→ **PARTS OF THE EXERCISE**:
1. In the healthcare LLM summary, what name is given to the benchmark proposed for evaluating open-ended medical QA?
2. In the healthcare LLM summary, rewrite the paragraph that begins "The paper tackles the high cost" as a short bulleted list that keeps its main facts.
3. Extend the healthcare LLM summary with the passage that would come next after its final sentence.

→ **PASSAGE SHOWN**:
= Beginning of Section =
Pareto-Optimized Open-Source LLMs for Healthcare via Context Retrieval
Jordi Bayarri-Planas, Ashwin Kumar Gururajan, Dario Garcia-Gasulla
TL;DR
The paper tackles the high cost and limited accessibility of proprietary LLMs for healthcare AI by deploying optimized context retrieval with open-source models. It introduces a reproducible CR pipeline, evaluates SC-CoT prompting, and builds an open-resource ecosystem to train and deploy cost-effective healthcare AI. OpenMedQA is proposed to evaluate open-ended medical QA, revealing a gap with MCQA and showing that DeepSeek-R1 thinking data and enhanced retrieval can bridge the gap for smaller models, approaching proprietary performance at lower cost. The results demonstrate a shifted Pareto frontier on MedQA, indicating practical implications for scalable, affordable, and reliable healthcare AI across resource-constrained settings.
= End of Section =
→ **RECORDS PROVIDED**:
= Beginning of Section =
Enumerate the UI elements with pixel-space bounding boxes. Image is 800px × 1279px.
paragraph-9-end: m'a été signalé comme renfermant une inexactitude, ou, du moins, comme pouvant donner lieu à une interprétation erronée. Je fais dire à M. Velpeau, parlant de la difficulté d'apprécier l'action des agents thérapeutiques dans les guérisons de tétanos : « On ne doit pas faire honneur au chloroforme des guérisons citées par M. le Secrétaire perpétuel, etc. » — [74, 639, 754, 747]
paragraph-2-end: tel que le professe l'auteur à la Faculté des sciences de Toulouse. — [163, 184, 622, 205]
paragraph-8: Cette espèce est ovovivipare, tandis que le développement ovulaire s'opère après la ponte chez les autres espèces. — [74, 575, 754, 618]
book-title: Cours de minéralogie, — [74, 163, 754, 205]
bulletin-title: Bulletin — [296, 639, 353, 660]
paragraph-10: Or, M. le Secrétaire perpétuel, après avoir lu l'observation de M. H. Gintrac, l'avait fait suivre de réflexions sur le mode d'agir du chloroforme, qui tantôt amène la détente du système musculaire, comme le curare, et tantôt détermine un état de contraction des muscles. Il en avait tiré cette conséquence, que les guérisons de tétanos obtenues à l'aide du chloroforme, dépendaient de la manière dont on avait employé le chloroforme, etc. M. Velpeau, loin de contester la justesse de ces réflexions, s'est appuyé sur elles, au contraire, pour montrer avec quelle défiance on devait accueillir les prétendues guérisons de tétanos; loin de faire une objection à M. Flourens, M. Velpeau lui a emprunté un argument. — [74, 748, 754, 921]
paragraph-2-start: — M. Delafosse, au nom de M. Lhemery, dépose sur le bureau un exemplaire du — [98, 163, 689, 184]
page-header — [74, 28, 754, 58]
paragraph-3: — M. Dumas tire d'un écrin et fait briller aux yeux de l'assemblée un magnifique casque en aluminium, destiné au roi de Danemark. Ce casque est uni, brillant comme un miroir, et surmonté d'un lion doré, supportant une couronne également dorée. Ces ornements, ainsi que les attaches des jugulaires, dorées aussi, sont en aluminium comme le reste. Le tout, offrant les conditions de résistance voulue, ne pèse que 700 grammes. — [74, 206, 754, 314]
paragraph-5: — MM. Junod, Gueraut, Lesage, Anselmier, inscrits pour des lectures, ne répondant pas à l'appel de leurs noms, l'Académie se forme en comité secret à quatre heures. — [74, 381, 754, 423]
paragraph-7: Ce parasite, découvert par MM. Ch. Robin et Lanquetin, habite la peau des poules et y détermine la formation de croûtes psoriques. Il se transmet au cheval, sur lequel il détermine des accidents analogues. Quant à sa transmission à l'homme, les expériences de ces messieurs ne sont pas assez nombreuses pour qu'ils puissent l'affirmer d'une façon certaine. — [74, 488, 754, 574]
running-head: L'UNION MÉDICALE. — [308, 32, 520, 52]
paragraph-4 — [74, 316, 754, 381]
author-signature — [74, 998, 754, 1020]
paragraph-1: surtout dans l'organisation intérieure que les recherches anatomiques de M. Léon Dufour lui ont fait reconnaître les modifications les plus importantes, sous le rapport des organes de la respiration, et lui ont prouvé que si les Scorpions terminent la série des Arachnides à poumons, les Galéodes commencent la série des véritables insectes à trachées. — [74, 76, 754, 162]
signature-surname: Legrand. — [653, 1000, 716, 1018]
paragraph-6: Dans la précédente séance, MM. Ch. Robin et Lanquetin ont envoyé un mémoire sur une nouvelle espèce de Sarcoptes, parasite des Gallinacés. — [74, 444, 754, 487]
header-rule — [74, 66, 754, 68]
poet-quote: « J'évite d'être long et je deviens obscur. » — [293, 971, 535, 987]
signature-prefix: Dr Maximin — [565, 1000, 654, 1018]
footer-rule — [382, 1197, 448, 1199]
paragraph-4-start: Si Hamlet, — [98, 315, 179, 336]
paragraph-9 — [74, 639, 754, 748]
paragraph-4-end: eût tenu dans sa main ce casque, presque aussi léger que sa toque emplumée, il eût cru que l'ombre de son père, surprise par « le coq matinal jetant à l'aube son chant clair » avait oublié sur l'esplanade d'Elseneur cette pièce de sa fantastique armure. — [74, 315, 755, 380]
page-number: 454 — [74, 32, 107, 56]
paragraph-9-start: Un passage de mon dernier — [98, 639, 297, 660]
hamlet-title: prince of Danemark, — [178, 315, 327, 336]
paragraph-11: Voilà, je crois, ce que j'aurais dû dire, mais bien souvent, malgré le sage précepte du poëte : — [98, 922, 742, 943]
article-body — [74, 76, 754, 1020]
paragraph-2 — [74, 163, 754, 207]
= End of Section =
→ **ANSWERS GIVEN**:
1. OpenMedQA

2.
- Problem: proprietary LLMs for healthcare AI are costly and have limited accessibility. The paper addresses this with optimized context retrieval using open-source models.
- Contributions: a reproducible CR pipeline, an evaluation of SC-CoT prompting, and an open-resource ecosystem for training and deploying cost-effective healthcare AI.
- OpenMedQA: a proposed benchmark for open-ended medical QA. It reveals a gap with MCQA. DeepSeek-R1 thinking data and enhanced retrieval help smaller models close that gap, approaching proprietary performance at lower cost.
- Results: a shifted Pareto frontier on MedQA, with practical implications for scalable, affordable, and reliable healthcare AI in resource-constrained settings.

3.
Abstract
This study leverages optimized context retrieval to enhance open-source Large Language Models (LLMs) for cost-effective, high performance healthcare AI. We demonstrate that this approach achieves state-of-the-art accuracy on medical question answering at a fraction of the cost of proprietary models, significantly improving the cost-accuracy Pareto frontier on the MedQA benchmark. Key contributions include: (1) OpenMedQA, a novel benchmark revealing a performance gap in open-ended medical QA compared to multiple-choice formats; (2) a practical, reproducible pipeline for context retrieval optimization; and (3) open-source resources (Prompt Engine, CoT/ToT/Thinking databases) to empower healthcare AI development. By advancing retrieval techniques and QA evaluation, we enable more affordable and reliable LLM solutions for healthcare.